Goal →
Please answer these questions from the passage on family travel:
1. How many people were in the family on the Disney World trip?
2. What could the mom get through her job with a hotel chain?
3. What do savvy travelers use to turn everyday purchases into free flights and hotel rooms?

Source passage →
____

On a trip to Disney World, for example, our family of six switched hotels. Every. Night. My mom worked for a hotel chain and could get one free night per property.
Did my parents save money? Yes. Did it add to the mental burden of traveling with four kids? Absolutely.
As an adult now, planning a trip with my own child, I fully understand how expensive — and hard — it is to travel with kids. Planning and packing requires accounting for naps, snacks, tantrums and blowouts. And you’re budgeting for extra airfare, a bigger rental car and additional lodging.
You can save money on family travel and still have peace of mind. To find out how, I consulted two experts. Here’s what they had to say.
PAY WITH POINTS
The secret of savvy travelers? They don’t actually pay for airfare and lodging. Instead, they use rewards credit cards to turn everyday purchases into free flights and hotel rooms.

____

Layout element annotations →
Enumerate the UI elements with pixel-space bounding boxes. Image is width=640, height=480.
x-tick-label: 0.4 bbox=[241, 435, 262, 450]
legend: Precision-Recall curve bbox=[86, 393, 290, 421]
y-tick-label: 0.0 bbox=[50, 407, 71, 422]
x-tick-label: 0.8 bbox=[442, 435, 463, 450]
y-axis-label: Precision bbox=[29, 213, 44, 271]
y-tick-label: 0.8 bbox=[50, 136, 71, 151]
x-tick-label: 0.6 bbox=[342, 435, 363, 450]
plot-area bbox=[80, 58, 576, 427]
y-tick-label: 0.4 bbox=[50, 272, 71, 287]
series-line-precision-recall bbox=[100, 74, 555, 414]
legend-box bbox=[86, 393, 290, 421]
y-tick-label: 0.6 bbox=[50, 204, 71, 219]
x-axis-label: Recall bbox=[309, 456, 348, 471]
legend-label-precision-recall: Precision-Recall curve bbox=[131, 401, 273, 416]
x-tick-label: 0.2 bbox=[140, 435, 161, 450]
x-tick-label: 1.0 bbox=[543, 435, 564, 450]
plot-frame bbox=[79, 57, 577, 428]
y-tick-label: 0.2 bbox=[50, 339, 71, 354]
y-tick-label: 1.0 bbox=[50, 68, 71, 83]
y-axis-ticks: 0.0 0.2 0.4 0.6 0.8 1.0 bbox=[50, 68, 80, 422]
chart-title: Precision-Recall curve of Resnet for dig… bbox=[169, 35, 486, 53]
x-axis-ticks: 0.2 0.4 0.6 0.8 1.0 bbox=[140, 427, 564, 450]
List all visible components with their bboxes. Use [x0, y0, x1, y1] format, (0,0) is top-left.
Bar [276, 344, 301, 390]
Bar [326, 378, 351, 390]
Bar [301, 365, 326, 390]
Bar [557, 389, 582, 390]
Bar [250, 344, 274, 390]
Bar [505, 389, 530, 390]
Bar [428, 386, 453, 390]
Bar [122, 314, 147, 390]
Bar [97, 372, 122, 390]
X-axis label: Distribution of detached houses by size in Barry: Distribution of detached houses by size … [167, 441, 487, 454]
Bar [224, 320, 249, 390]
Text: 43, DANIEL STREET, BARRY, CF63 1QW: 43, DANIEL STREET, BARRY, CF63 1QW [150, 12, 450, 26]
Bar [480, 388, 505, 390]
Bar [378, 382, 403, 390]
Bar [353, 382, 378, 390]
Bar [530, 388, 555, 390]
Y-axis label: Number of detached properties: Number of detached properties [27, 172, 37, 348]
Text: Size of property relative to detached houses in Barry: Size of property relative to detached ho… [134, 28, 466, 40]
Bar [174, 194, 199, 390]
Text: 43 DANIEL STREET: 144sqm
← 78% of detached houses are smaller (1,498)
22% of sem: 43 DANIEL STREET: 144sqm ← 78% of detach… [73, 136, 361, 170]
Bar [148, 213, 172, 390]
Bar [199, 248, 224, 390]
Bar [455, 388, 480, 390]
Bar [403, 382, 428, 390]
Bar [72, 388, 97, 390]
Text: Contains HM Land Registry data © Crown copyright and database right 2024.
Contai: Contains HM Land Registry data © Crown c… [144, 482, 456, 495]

____

Completed exercise →
1. Six.
2. One free night per property.
3. Rewards credit cards.